__Given records__:
--- --- ---
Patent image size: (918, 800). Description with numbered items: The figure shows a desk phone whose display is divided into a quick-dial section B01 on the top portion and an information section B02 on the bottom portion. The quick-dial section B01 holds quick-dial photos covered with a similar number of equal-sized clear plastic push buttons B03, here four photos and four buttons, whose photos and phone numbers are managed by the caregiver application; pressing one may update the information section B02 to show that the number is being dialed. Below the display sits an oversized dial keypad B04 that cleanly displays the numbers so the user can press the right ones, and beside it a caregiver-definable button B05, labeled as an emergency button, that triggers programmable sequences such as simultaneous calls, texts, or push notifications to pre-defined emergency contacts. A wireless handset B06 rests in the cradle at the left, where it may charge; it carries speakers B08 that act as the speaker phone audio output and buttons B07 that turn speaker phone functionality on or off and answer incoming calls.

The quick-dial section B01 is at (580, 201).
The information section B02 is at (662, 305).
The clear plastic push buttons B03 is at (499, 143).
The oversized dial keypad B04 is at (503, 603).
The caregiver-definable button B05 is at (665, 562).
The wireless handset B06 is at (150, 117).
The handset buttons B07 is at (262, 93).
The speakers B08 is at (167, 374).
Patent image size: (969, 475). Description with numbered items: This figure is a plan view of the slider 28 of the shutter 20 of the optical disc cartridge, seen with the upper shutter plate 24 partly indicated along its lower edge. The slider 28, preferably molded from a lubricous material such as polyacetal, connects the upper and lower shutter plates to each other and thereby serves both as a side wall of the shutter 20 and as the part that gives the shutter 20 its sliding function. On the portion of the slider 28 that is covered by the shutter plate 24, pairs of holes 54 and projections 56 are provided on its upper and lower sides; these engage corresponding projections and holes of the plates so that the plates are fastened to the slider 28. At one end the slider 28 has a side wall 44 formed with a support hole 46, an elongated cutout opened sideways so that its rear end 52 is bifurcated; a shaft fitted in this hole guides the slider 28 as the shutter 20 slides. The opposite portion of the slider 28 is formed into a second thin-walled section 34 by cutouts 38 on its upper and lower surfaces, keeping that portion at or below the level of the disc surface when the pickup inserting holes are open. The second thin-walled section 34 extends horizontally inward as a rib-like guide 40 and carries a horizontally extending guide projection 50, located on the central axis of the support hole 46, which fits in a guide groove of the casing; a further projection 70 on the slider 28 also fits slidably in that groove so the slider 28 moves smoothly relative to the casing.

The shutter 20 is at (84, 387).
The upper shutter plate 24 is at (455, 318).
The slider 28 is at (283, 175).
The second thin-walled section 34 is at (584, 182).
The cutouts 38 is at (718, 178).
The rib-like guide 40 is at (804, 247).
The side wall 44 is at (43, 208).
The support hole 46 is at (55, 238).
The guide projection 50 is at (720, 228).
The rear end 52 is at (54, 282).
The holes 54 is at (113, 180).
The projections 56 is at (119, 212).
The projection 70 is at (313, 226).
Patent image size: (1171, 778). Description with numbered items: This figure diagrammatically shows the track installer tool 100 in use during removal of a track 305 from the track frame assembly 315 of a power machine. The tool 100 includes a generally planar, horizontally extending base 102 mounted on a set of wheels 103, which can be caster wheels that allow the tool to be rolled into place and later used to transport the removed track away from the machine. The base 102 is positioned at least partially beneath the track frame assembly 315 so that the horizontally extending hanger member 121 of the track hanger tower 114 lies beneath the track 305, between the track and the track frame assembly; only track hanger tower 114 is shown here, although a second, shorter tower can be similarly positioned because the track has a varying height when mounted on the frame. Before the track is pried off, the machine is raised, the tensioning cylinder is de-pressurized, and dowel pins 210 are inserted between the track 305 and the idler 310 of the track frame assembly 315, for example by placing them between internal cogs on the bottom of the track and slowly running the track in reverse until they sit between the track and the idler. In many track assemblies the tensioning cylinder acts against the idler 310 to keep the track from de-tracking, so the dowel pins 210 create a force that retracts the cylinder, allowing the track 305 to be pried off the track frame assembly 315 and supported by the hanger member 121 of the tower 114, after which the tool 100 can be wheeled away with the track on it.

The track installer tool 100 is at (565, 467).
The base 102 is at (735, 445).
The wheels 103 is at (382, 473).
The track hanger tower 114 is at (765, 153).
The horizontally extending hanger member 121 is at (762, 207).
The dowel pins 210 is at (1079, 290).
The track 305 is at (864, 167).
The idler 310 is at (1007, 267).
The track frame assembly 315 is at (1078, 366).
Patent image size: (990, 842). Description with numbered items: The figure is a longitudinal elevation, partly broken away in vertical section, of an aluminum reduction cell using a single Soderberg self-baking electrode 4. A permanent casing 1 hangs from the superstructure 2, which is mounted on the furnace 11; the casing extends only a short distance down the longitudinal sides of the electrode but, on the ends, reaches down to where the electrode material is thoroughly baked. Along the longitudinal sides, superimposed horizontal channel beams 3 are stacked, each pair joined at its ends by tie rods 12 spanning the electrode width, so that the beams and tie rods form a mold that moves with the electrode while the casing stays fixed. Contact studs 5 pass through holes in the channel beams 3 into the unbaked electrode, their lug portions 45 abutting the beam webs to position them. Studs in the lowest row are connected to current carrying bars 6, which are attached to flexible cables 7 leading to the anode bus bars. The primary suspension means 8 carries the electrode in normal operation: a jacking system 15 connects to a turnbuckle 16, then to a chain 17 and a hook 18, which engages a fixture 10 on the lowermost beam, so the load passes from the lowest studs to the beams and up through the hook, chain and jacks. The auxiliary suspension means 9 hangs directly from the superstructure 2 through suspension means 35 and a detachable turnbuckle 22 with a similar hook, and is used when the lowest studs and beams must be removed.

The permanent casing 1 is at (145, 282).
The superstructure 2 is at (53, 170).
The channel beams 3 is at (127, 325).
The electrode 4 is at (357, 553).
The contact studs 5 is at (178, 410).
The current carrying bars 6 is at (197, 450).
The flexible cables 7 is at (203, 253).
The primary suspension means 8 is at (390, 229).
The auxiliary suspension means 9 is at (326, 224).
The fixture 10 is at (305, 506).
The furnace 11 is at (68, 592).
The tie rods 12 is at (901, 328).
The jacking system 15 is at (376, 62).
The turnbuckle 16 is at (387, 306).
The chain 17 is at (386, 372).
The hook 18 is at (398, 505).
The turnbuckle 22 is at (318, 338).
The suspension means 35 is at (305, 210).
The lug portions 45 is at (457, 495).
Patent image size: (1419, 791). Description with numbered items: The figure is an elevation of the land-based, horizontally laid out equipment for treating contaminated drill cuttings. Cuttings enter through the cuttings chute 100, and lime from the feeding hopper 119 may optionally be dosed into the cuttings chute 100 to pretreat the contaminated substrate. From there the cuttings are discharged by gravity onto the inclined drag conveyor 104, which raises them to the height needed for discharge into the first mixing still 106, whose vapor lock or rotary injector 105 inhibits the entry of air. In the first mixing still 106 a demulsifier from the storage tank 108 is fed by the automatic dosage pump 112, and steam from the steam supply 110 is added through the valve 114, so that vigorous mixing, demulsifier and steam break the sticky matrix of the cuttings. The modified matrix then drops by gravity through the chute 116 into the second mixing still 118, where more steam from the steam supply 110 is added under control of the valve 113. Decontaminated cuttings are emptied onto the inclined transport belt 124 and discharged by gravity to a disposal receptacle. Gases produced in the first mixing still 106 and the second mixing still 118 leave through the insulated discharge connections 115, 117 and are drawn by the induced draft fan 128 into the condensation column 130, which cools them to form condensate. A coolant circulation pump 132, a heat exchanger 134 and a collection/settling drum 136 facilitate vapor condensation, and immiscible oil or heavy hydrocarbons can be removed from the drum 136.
--- --- ---
__Stated exercise__: Please change "desk phone" to "desk telephone" in the entries from the start through the line containing "The information section B02 is at (662, 305).", and give those lines again with nothing else altered.

__Complete response__:
Patent image size: (918, 800). Description with numbered items: The figure shows a desk telephone whose display is divided into a quick-dial section B01 on the top portion and an information section B02 on the bottom portion. The quick-dial section B01 holds quick-dial photos covered with a similar number of equal-sized clear plastic push buttons B03, here four photos and four buttons, whose photos and phone numbers are managed by the caregiver application; pressing one may update the information section B02 to show that the number is being dialed. Below the display sits an oversized dial keypad B04 that cleanly displays the numbers so the user can press the right ones, and beside it a caregiver-definable button B05, labeled as an emergency button, that triggers programmable sequences such as simultaneous calls, texts, or push notifications to pre-defined emergency contacts. A wireless handset B06 rests in the cradle at the left, where it may charge; it carries speakers B08 that act as the speaker phone audio output and buttons B07 that turn speaker phone functionality on or off and answer incoming calls.

The quick-dial section B01 is at (580, 201).
The information section B02 is at (662, 305).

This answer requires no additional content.